Challenge 1: Please tally the lines in the records that contain the string "dropped". Give only the number.

Given passage:
Hi Bob,

On Fri, 2020-01-10 at 11:50 -0500, Bob Vandette wrote:
> Severin,
> 
> The changes look ok to me.  I assume you’ve run the container tests
> on a cgroupv2 and cgroupv1 enabled system, right?

Yes, I have.

> You’re going to have to find a “R” reviewer.

Indeed.

> What’s the status of the hotspot cgroupv2 changes.  Have these been
> reviewed?

Latest webvrev was v5 here:
http://mail.openjdk.java.net/pipermail/hotspot-dev/2019-November/040120.html

It included the memory_max_usage_in_bytes synthesized hack for cgroups
v2, though. Should I remove it there as well? I'd be in favor of that.

Items:
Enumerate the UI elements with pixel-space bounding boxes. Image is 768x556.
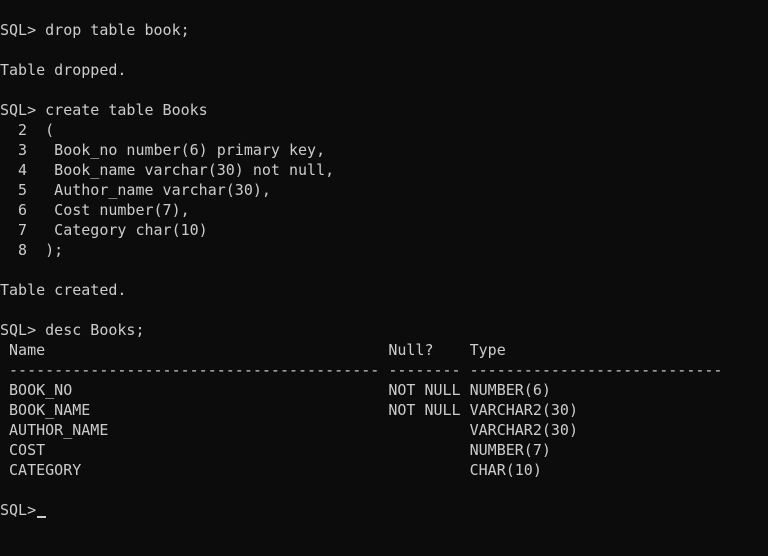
create-line-8: 8 ); (0, 241, 64, 259)
create-line-4: 4 Book_name varchar(30) not null, (0, 161, 335, 179)
create-result: Table created. (0, 281, 127, 299)
desc-table-row: AUTHOR_NAME VARCHAR2(30) (0, 421, 578, 439)
create-line-5: 5 Author_name varchar(30), (0, 181, 271, 199)
sql-prompt: SQL> (0, 321, 46, 339)
drop-command: drop table book; (45, 21, 190, 39)
sql-prompt: SQL> (0, 101, 46, 119)
desc-command-line: SQL> desc Books; (0, 320, 768, 340)
text-cursor (37, 516, 47, 518)
create-line-3: 3 Book_no number(6) primary key, (0, 141, 326, 159)
create-line-6: 6 Cost number(7), (0, 201, 190, 219)
drop-command-line: SQL> drop table book; (0, 20, 768, 40)
desc-table-header: Name Null? Type (0, 341, 506, 359)
final-sql-prompt: SQL> (0, 501, 37, 519)
create-command: create table Books (45, 101, 208, 119)
desc-table-separator: ----------------------------------------… (0, 361, 723, 379)
drop-result: Table dropped. (0, 61, 127, 79)
create-line-2: 2 ( (0, 121, 55, 139)
desc-command: desc Books; (45, 321, 145, 339)
input-line[interactable]: SQL> (0, 500, 768, 520)
desc-table-row: BOOK_NO NOT NULL NUMBER(6) (0, 381, 551, 399)
desc-table-row: COST NUMBER(7) (0, 441, 551, 459)
desc-table-row: CATEGORY CHAR(10) (0, 461, 542, 479)
terminal-window[interactable]: SQL> drop table book; Table dropped. SQL… (0, 20, 768, 556)
create-line-7: 7 Category char(10) (0, 221, 208, 239)
desc-table-row: BOOK_NAME NOT NULL VARCHAR2(30) (0, 401, 578, 419)
sql-prompt: SQL> (0, 21, 46, 39)
create-command-line: SQL> create table Books (0, 100, 768, 120)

Challenge 2: In the email reply, why does Severin ask whether to remove something from the hotspot cgroupv2 changes? Answer in one to three sentences.

Correct response 1: 2

Correct response 2: The latest webrev of the hotspot cgroupv2 changes, v5, still included the synthesized memory_max_usage_in_bytes hack for cgroups v2. Severin asks whether to remove it there as well and favors doing so.